— BEGIN Exercise input —

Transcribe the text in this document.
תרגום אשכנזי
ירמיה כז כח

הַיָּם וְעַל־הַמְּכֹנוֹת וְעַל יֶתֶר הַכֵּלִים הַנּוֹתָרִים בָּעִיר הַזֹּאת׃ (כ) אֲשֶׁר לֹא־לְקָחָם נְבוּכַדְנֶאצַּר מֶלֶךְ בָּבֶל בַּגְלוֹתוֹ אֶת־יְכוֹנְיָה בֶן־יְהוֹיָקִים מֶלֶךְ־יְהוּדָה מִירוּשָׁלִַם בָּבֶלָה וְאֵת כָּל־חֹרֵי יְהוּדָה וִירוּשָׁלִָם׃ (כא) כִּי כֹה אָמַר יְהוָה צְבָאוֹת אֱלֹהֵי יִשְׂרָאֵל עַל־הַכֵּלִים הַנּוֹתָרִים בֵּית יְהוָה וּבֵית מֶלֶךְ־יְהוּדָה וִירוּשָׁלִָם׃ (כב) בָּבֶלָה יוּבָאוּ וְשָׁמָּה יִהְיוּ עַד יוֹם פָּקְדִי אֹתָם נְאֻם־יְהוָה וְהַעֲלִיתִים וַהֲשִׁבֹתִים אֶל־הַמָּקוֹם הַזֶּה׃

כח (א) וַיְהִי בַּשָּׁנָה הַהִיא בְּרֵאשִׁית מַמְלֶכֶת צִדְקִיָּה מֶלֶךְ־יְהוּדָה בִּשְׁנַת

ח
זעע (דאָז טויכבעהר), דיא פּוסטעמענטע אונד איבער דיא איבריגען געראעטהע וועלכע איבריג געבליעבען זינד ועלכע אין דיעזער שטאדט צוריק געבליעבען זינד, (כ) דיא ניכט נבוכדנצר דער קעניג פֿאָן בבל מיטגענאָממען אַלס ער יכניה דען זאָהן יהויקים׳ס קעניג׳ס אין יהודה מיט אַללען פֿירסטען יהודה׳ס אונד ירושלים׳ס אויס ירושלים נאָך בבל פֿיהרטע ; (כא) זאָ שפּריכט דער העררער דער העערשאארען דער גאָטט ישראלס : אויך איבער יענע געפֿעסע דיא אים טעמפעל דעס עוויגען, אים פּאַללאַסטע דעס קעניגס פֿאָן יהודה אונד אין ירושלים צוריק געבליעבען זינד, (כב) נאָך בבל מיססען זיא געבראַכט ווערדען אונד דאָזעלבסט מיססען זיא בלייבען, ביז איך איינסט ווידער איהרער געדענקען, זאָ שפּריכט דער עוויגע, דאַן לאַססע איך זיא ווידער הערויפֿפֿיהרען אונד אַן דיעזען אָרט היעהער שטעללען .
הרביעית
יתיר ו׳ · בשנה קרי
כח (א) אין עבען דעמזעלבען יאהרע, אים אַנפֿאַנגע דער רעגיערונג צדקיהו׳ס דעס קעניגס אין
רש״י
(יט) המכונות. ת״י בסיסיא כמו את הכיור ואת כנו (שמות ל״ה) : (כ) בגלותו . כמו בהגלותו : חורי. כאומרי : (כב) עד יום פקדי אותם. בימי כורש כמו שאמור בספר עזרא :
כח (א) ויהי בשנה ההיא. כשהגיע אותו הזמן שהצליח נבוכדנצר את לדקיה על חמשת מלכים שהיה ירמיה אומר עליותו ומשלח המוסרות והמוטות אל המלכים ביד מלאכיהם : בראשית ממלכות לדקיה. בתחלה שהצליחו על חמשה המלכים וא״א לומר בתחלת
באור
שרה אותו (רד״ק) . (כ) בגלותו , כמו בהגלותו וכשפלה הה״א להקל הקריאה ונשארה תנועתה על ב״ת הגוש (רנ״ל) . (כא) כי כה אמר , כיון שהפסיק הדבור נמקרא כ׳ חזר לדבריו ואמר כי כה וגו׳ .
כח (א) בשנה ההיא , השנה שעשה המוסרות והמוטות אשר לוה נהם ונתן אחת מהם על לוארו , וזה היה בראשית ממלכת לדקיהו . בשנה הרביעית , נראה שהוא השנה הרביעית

— END Exercise input —

Problem description
Show every line where the string "בשנה" appears.

Task solution
יתיר ו׳ · בשנה קרי
כח (א) ויהי בשנה ההיא. כשהגיע אותו הזמן שהצליח נבוכדנצר את לדקיה על חמשת מלכים שהיה ירמיה אומר עליותו ומשלח המוסרות והמוטות אל המלכים ביד מלאכיהם : בראשית ממלכות לדקיה. בתחלה שהצליחו על חמשה המלכים וא״א לומר בתחלת
כח (א) בשנה ההיא , השנה שעשה המוסרות והמוטות אשר לוה נהם ונתן אחת מהם על לוארו , וזה היה בראשית ממלכת לדקיהו . בשנה הרביעית , נראה שהוא השנה הרביעית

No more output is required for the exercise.